--- RECORDS FOR THE TASK ---
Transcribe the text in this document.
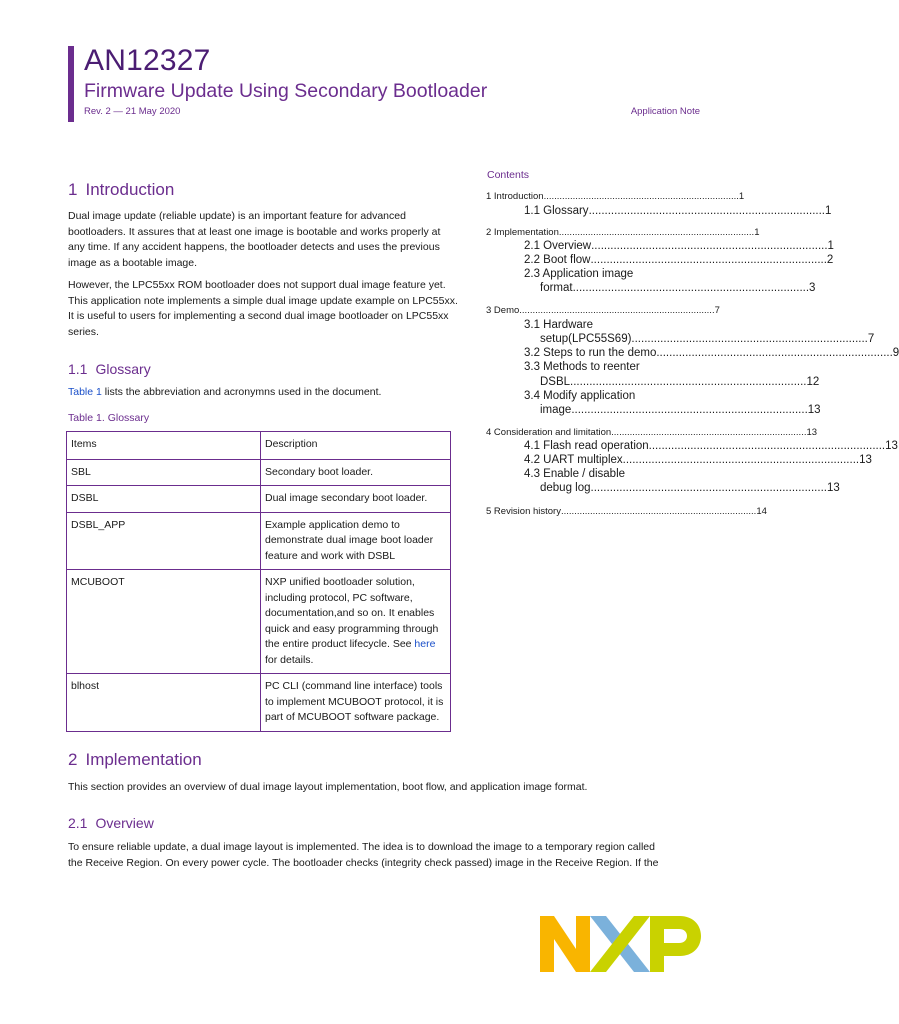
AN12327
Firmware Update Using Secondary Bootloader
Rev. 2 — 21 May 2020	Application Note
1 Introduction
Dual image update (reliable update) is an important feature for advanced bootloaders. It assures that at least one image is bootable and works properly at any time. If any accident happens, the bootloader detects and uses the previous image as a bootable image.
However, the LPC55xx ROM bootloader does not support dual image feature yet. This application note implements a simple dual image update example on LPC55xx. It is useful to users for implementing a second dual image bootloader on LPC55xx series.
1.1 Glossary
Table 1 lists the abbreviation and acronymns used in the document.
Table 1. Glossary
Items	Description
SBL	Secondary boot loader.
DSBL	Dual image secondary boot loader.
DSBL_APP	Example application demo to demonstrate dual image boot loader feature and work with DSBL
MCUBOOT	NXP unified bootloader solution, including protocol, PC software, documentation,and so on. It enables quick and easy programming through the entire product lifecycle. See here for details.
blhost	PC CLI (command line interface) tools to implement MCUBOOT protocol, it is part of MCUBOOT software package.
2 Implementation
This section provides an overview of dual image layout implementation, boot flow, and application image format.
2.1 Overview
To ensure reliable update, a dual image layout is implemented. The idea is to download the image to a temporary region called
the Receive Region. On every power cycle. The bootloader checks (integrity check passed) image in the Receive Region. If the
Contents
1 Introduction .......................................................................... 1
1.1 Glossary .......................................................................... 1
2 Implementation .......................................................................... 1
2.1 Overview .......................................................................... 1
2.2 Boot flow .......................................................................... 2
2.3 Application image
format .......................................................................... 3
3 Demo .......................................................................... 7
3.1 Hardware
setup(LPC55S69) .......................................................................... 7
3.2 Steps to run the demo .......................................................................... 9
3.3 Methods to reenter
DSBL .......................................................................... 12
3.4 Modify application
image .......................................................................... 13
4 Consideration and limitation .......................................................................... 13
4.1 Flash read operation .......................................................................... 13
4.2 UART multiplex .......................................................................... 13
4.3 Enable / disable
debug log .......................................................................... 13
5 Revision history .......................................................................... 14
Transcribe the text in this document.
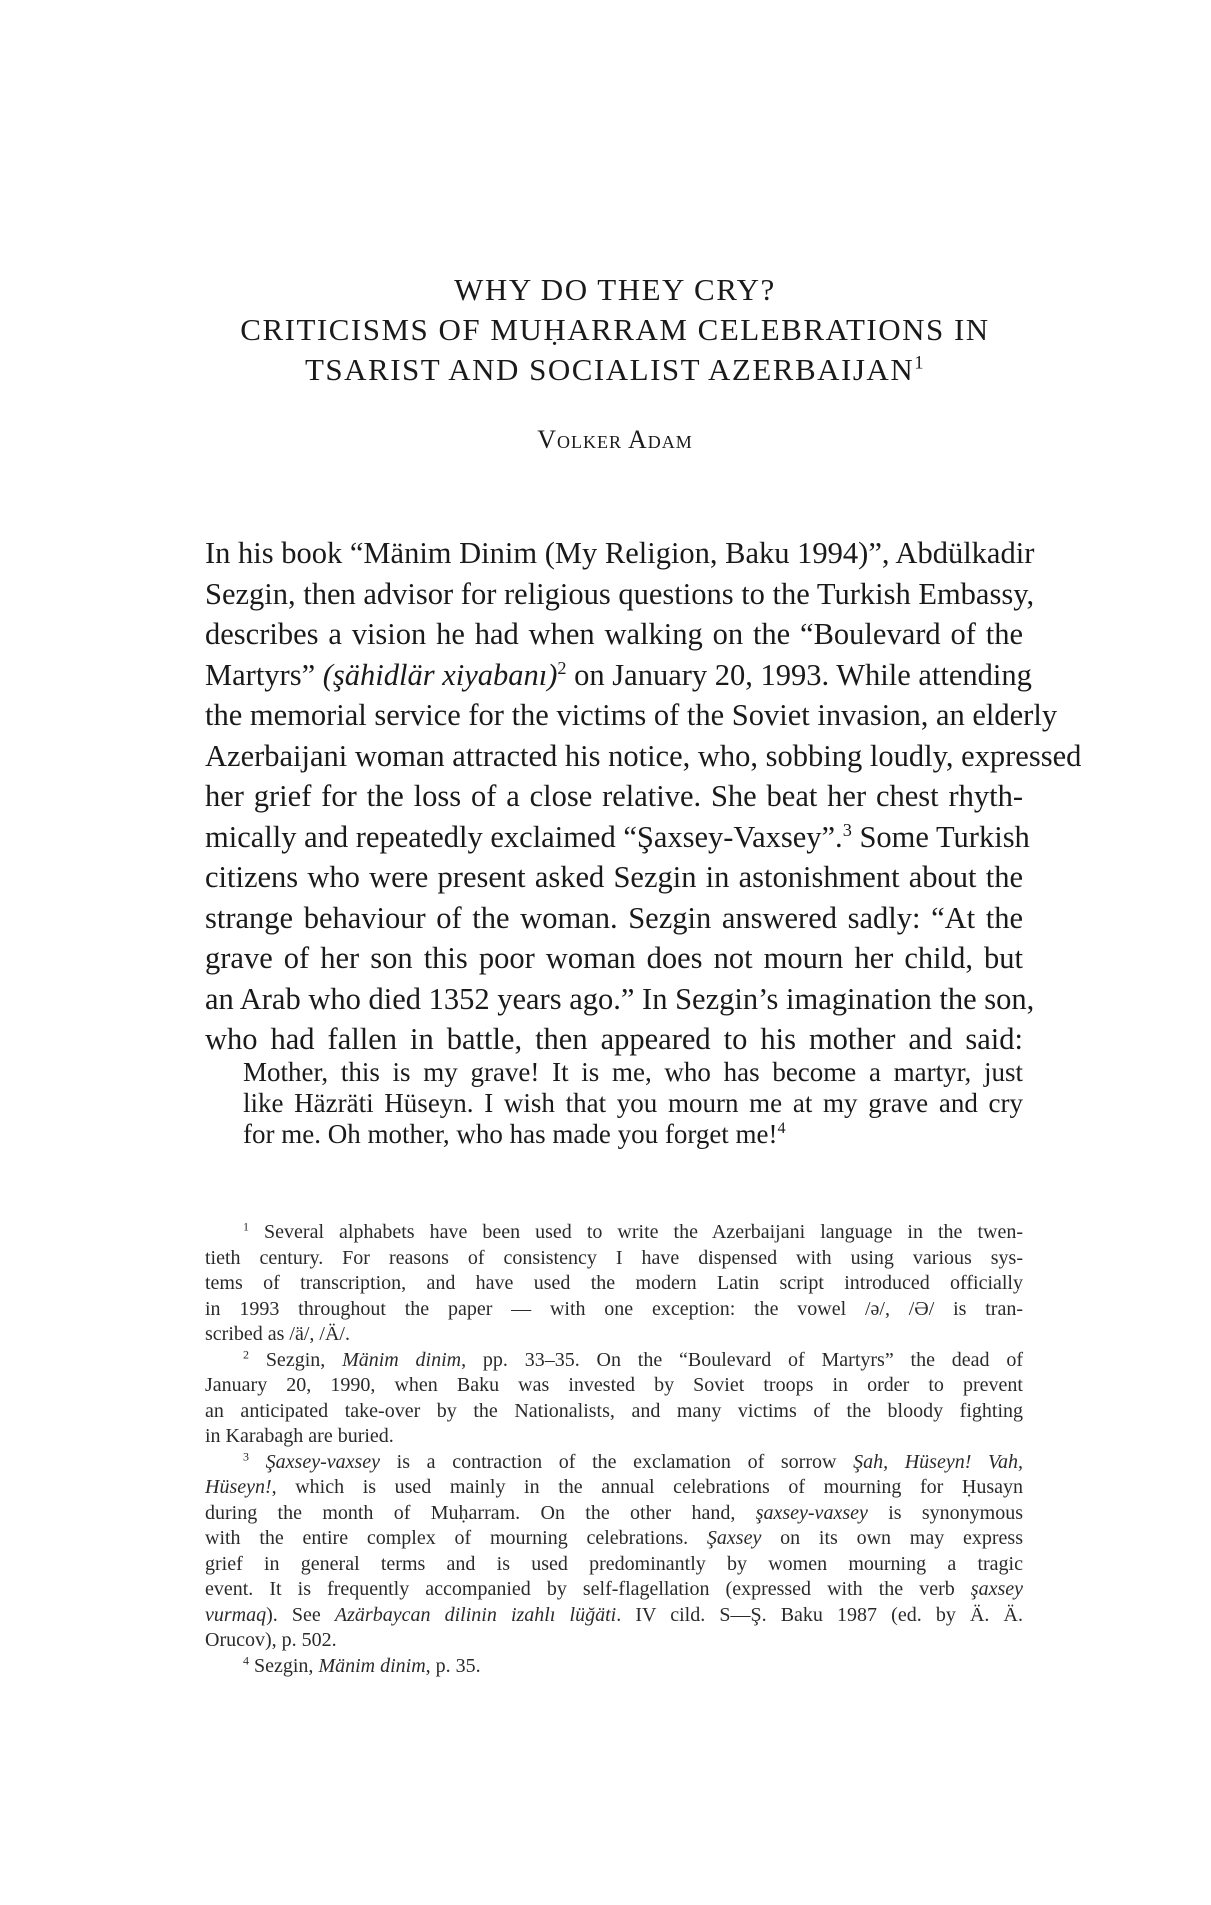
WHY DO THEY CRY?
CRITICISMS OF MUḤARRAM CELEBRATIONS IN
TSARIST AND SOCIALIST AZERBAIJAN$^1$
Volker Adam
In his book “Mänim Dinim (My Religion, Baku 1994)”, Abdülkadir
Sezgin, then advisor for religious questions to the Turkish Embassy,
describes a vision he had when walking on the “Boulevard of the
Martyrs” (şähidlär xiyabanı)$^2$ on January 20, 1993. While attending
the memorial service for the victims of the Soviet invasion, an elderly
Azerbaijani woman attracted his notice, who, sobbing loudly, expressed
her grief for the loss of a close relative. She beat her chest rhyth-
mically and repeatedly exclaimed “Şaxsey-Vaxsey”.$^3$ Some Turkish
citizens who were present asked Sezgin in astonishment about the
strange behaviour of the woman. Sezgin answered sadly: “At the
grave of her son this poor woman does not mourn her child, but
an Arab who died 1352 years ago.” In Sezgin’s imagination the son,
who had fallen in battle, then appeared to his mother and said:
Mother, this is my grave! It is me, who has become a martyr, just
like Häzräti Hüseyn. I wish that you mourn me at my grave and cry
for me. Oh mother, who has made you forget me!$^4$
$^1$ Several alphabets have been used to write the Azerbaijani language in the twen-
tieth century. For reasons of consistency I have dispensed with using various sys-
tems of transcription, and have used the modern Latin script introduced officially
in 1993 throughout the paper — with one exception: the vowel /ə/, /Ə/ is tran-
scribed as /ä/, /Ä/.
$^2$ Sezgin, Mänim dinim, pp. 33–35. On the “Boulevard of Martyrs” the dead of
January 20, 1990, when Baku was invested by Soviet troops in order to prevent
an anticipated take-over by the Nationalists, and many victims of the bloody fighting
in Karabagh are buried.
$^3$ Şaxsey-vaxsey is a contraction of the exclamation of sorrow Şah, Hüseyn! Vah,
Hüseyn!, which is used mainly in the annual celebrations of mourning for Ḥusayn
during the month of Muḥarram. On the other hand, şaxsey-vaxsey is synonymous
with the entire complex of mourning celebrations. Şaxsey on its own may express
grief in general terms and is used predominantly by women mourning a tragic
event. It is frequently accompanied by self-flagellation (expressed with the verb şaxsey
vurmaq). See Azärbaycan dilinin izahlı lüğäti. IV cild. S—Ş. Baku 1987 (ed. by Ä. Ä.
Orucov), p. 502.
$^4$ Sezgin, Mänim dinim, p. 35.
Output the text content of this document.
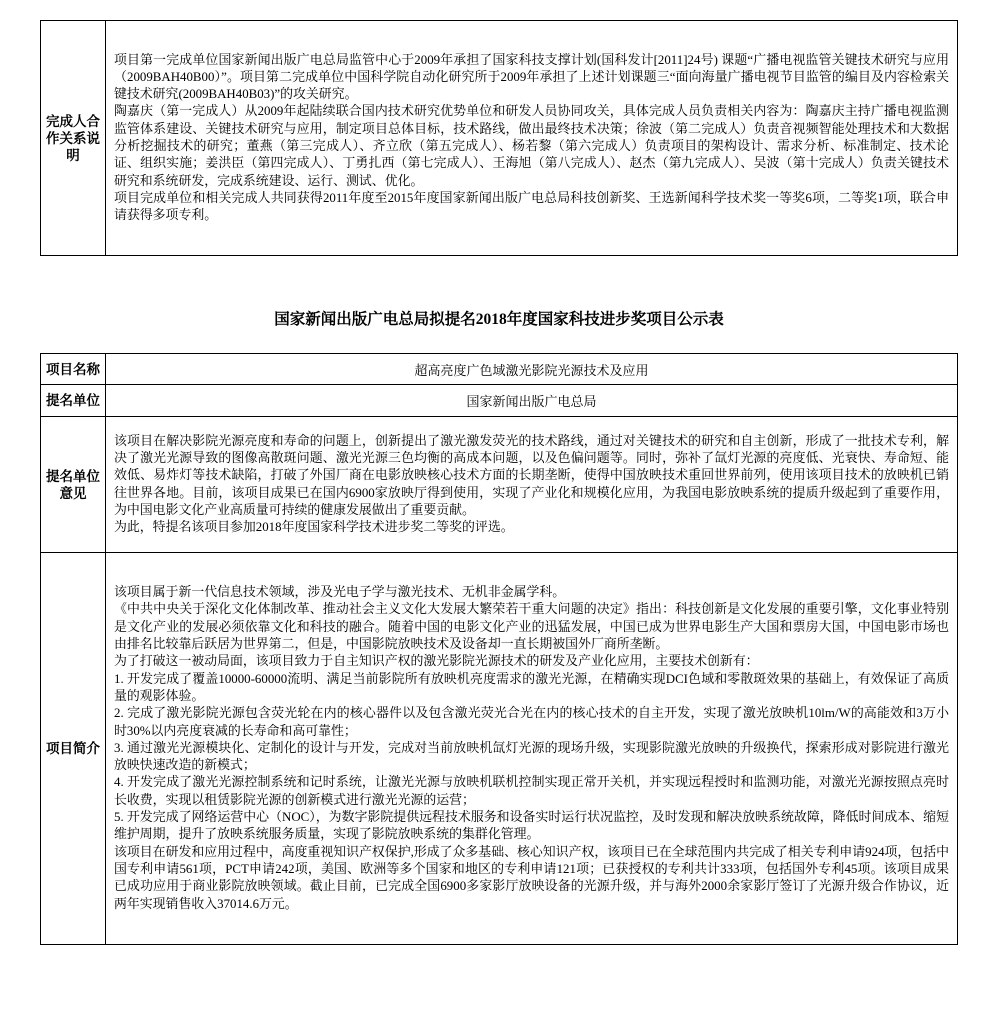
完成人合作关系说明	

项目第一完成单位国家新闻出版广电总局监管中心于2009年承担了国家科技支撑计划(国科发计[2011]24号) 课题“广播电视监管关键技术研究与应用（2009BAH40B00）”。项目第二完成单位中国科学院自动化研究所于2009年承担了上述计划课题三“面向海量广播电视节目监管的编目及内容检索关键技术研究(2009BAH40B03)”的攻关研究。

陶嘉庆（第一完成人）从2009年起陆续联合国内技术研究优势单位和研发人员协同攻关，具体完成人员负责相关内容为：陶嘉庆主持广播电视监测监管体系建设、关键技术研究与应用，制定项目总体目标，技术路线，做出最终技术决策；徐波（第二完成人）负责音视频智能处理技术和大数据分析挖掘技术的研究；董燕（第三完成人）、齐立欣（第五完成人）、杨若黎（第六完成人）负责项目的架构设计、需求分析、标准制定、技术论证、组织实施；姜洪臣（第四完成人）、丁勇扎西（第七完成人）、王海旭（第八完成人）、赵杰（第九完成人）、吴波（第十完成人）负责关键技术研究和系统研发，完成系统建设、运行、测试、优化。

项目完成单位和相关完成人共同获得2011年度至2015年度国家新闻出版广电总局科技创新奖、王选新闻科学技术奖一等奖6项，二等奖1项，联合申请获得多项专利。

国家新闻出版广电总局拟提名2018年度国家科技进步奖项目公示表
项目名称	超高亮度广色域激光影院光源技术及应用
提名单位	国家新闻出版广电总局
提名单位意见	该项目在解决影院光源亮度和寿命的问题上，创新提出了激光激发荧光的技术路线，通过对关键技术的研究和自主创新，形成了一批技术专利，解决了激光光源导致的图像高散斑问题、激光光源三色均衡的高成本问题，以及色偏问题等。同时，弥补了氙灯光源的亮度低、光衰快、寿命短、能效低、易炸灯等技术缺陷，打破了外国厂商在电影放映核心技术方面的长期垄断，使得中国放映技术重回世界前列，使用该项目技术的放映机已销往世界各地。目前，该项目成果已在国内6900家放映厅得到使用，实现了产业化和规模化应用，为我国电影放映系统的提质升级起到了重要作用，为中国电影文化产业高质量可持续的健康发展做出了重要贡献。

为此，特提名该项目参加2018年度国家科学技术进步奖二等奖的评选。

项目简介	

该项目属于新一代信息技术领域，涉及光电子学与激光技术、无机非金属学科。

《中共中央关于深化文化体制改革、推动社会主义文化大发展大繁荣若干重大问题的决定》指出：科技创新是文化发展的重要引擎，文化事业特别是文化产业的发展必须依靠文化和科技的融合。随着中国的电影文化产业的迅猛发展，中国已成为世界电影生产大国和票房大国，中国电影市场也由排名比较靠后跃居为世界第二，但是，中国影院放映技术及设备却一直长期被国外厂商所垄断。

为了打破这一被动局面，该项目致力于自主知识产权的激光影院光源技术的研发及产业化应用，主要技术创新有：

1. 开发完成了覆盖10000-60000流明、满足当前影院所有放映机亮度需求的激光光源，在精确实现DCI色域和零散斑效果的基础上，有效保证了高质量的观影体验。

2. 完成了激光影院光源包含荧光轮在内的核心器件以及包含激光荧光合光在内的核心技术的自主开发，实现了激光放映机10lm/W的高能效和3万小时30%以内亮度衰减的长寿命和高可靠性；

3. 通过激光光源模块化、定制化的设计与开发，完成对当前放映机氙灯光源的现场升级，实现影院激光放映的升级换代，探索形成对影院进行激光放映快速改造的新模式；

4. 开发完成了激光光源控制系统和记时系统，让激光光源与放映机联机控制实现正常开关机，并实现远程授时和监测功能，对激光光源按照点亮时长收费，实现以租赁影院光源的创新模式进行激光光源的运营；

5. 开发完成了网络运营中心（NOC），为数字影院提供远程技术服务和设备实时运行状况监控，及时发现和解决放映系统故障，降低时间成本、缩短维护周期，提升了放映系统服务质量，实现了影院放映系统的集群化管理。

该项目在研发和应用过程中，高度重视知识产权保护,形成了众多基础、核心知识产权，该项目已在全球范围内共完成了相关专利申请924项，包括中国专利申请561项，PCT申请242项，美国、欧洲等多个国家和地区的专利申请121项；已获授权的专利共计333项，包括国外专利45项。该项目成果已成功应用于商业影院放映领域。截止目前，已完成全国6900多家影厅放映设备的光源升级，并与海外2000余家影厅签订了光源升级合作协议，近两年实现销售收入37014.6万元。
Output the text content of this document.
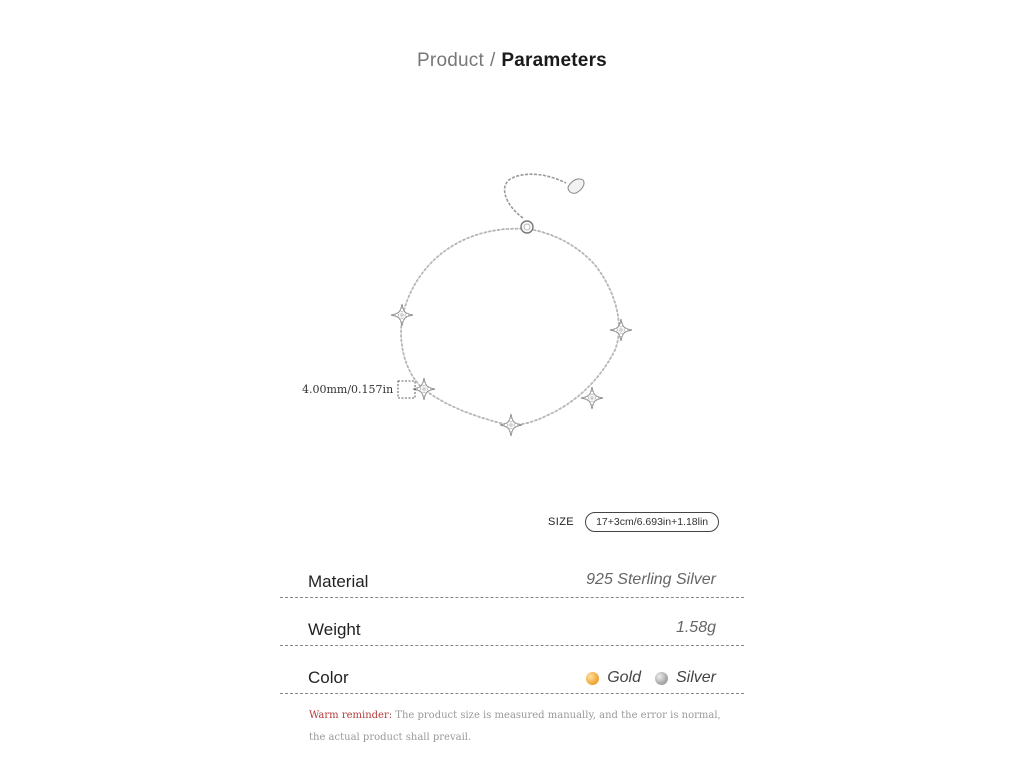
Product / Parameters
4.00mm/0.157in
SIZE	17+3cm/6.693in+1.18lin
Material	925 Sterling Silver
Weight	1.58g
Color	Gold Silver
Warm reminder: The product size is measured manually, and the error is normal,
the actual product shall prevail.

--- TASK TO CARRY OUT ---
Report how many lines of the entries hold the word "grave". Nothing else is needed.

--- RESULT OF THE EXERCISE ---
3